* **Exercise**
In the material below, identify each line bearing the word "Lakh". Reproduce those lines.

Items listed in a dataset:
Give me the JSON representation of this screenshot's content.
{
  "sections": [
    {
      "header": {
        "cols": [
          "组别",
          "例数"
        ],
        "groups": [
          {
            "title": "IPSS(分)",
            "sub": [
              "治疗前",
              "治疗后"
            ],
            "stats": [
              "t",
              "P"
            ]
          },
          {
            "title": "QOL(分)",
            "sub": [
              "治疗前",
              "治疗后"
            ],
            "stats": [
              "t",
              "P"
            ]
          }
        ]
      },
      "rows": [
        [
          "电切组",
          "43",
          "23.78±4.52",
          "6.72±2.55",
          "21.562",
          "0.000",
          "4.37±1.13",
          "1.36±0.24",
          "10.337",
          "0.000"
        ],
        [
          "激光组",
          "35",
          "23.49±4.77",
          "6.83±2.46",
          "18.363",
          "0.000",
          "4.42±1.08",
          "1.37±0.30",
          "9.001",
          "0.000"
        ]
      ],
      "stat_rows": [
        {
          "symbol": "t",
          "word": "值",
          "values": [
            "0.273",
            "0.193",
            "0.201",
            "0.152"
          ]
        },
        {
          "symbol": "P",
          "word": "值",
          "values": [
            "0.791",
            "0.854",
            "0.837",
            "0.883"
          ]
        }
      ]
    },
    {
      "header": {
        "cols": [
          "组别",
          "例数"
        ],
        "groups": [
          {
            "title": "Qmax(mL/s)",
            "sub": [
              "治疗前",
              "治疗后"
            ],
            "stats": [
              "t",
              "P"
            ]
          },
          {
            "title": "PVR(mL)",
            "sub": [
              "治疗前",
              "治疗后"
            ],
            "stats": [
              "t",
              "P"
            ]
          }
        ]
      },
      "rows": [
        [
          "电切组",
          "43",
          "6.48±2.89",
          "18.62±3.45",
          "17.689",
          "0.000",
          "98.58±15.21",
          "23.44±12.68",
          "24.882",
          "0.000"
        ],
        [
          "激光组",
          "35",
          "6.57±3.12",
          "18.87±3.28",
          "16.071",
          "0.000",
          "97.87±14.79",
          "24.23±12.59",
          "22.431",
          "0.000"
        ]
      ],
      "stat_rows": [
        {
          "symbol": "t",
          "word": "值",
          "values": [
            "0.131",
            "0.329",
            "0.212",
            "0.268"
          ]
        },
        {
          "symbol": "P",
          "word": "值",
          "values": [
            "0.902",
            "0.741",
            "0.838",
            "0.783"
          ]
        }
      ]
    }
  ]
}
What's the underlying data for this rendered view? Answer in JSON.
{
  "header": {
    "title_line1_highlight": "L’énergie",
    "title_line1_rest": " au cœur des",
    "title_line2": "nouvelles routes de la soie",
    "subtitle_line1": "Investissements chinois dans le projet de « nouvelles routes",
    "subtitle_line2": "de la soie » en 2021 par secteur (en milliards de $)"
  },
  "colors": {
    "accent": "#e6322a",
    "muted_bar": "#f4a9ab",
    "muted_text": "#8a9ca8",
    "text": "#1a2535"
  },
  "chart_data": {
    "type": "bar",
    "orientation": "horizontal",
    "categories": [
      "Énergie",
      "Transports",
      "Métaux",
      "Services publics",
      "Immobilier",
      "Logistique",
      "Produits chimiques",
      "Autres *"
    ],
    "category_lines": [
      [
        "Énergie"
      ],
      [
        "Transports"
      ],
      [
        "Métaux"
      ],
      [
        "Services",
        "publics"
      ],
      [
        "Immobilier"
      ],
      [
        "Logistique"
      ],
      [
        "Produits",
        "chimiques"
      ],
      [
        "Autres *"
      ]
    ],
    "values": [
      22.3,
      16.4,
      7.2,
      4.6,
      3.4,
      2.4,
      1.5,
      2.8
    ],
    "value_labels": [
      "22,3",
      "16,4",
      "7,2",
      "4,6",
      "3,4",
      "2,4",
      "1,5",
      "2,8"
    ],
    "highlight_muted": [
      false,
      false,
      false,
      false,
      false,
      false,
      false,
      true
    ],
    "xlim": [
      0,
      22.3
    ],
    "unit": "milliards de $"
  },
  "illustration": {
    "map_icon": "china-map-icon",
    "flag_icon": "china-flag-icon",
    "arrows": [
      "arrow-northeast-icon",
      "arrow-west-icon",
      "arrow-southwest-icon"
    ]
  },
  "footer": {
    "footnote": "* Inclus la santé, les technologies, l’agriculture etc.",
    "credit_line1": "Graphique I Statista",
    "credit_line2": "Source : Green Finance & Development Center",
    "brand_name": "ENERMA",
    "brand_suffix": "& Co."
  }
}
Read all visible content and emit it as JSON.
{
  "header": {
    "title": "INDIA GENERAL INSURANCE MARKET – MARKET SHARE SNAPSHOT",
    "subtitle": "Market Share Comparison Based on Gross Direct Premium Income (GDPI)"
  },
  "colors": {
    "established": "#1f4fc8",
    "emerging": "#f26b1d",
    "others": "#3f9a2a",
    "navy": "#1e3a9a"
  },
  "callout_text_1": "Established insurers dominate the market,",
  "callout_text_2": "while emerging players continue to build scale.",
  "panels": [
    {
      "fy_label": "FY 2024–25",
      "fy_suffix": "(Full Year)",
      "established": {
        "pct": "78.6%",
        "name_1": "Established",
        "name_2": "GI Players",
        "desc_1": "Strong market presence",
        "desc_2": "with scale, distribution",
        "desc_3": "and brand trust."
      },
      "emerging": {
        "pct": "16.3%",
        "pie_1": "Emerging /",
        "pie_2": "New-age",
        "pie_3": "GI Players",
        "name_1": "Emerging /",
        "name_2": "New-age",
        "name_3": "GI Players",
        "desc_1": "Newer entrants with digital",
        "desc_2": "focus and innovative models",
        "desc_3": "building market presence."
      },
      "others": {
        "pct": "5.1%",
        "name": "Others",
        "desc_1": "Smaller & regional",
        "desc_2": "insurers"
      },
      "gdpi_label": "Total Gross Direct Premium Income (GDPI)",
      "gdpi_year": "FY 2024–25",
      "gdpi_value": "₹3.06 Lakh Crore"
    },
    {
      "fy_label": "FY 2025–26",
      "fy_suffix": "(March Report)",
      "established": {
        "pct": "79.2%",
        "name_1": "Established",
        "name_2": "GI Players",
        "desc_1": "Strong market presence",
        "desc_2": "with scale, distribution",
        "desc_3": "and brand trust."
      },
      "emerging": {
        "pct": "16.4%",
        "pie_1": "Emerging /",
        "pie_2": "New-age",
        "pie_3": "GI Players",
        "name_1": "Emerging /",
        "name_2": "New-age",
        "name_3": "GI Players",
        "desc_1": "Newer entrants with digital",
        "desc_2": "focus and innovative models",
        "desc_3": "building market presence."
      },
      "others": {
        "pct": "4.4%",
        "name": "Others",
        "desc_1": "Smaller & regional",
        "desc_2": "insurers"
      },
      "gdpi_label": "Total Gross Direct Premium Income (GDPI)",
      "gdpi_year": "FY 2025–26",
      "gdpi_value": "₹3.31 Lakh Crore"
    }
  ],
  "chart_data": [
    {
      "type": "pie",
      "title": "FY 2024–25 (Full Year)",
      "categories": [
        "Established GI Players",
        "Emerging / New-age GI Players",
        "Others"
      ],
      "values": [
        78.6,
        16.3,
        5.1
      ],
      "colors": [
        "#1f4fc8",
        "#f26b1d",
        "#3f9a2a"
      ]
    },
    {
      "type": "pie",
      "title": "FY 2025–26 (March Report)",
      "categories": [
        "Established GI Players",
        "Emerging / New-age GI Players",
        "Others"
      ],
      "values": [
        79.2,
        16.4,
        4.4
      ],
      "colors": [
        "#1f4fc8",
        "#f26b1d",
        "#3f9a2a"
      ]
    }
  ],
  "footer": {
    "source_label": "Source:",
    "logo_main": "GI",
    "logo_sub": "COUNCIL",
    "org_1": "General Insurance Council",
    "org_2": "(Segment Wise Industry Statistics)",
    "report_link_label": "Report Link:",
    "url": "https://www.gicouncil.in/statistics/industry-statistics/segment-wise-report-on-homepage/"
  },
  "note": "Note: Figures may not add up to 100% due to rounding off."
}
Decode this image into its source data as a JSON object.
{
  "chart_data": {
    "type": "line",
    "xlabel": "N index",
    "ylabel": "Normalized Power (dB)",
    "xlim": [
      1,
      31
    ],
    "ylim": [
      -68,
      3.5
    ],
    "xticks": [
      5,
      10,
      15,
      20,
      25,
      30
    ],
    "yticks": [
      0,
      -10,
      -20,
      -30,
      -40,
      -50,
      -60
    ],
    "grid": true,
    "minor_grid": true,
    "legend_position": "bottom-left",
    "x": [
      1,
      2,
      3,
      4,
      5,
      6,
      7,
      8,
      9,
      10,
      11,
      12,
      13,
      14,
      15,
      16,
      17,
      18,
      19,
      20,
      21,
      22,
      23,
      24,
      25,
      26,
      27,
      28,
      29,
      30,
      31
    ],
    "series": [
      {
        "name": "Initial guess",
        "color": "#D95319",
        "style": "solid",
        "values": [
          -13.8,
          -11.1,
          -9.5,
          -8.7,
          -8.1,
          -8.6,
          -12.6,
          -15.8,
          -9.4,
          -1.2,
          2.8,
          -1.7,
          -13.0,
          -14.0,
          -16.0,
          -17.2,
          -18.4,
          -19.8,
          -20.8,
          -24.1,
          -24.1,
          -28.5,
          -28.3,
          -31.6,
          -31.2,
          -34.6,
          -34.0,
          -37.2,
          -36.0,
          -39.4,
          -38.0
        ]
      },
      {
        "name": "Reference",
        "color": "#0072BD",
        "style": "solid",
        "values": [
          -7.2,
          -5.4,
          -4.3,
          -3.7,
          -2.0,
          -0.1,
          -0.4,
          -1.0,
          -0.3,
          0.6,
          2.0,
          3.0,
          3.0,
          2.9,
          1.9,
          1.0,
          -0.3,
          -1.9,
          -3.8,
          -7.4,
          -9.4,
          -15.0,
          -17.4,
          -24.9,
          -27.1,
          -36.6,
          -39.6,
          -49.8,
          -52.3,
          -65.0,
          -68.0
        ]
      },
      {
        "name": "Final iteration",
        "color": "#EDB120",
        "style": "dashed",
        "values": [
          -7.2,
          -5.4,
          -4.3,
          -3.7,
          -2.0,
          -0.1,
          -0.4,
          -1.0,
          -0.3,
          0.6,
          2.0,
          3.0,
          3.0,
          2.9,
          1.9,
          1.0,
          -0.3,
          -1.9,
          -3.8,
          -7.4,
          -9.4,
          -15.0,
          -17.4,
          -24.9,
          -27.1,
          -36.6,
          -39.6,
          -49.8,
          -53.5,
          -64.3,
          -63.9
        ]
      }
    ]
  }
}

* **Response to this exercise**
      "gdpi_value": "₹3.06 Lakh Crore"
      "gdpi_value": "₹3.31 Lakh Crore"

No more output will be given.